■ Written task ■
All entries are to be given again verbatim.

■ Records for this exercise ■
(begin)

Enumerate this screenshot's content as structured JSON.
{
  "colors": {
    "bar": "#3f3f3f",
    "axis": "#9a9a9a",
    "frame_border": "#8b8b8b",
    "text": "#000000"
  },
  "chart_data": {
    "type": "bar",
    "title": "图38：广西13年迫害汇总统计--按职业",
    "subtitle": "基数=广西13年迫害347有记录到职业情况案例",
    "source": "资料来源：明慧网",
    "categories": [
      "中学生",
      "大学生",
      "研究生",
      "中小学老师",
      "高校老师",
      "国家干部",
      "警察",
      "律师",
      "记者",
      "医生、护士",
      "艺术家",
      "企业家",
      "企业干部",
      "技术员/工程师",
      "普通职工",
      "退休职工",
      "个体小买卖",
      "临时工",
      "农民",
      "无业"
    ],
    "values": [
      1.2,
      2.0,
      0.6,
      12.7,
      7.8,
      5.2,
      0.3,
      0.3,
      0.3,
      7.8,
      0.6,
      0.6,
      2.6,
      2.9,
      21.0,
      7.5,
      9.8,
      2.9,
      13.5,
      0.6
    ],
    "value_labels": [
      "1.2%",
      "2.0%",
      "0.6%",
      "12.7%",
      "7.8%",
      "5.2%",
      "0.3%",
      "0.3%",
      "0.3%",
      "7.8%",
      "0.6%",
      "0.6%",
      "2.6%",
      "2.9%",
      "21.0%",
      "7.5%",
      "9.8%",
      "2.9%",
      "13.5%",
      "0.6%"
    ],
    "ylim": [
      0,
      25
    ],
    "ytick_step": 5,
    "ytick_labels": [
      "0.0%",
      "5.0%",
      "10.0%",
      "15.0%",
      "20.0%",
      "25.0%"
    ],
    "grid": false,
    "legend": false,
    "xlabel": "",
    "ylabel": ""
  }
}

(end)

■ Answer in full ■
Enumerate this screenshot's content as structured JSON.
{
  "colors": {
    "bar": "#3f3f3f",
    "axis": "#9a9a9a",
    "frame_border": "#8b8b8b",
    "text": "#000000"
  },
  "chart_data": {
    "type": "bar",
    "title": "图38：广西13年迫害汇总统计--按职业",
    "subtitle": "基数=广西13年迫害347有记录到职业情况案例",
    "source": "资料来源：明慧网",
    "categories": [
      "中学生",
      "大学生",
      "研究生",
      "中小学老师",
      "高校老师",
      "国家干部",
      "警察",
      "律师",
      "记者",
      "医生、护士",
      "艺术家",
      "企业家",
      "企业干部",
      "技术员/工程师",
      "普通职工",
      "退休职工",
      "个体小买卖",
      "临时工",
      "农民",
      "无业"
    ],
    "values": [
      1.2,
      2.0,
      0.6,
      12.7,
      7.8,
      5.2,
      0.3,
      0.3,
      0.3,
      7.8,
      0.6,
      0.6,
      2.6,
      2.9,
      21.0,
      7.5,
      9.8,
      2.9,
      13.5,
      0.6
    ],
    "value_labels": [
      "1.2%",
      "2.0%",
      "0.6%",
      "12.7%",
      "7.8%",
      "5.2%",
      "0.3%",
      "0.3%",
      "0.3%",
      "7.8%",
      "0.6%",
      "0.6%",
      "2.6%",
      "2.9%",
      "21.0%",
      "7.5%",
      "9.8%",
      "2.9%",
      "13.5%",
      "0.6%"
    ],
    "ylim": [
      0,
      25
    ],
    "ytick_step": 5,
    "ytick_labels": [
      "0.0%",
      "5.0%",
      "10.0%",
      "15.0%",
      "20.0%",
      "25.0%"
    ],
    "grid": false,
    "legend": false,
    "xlabel": "",
    "ylabel": ""
  }
}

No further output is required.